Social networking is getting hotter, and with it riskier. Social networking sites remain one of the top phishing targets. Social networking phishing attacks represented less than 1 per cent of attacks, but yield a big chunk of phishing impressions.

A typical social network phishing is likely to trick many more users than a typical financial phish. There are a number of explanations for this discrepancy. While financial institutions targeted by phishers can number in the hundreds, just a handful of popular sites account for the bulk of the social network usage on the Internet, so phishers can effectively target many more people per site.

In addition, phishers often use the messaging features of the sites themselves to distribute their attacks, typically by gaining control of a user's account and using it to send phishing messages to the victim's friends. These attacks are more effective than email-based attacks as they exploit the considerable level of trust that users place in their friends.

Users don't always remove unwanted software. Most security software companies' scans allow users to ignore a security alert, allow software to remain, quarantine or remove it. If software is really malicious it is removed without user input. The gray areas appear when users have a choice.

These decisions are influenced by a number of factors, such as the user's level of expertise, how certain they feel about their judgment regarding the software in question, the context in which the software was obtained, societal considerations, and the benefit (if any) being delivered by the software or by other software that is bundled with it.

Malware still remains a dominant threat. In the US, malware accounted for 67 per cent of all infected computers. Trojans -- the miscellaneous variety -- were detected on 29.4 per cent of infected computers.

Recorded data
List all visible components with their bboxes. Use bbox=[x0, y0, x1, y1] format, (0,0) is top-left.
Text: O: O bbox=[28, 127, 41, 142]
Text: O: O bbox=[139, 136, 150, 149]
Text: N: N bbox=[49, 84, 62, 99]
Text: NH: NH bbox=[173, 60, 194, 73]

**Required action 1**
Using the passage on online threats, explain in one to three sentences why phishing attacks sent through a social networking site's own messaging features work better than email-based attacks.
**Required action 2**
In the passage on online threats, what share of all infected computers in the US did malware account for?
The records are separate material and are not part of the text.

**Task output 1**
Phishers usually take control of a user's account and use it to send phishing messages to that user's friends. These attacks work better than email-based ones because they exploit the considerable trust that users place in their friends.

**Task output 2**
67 per cent.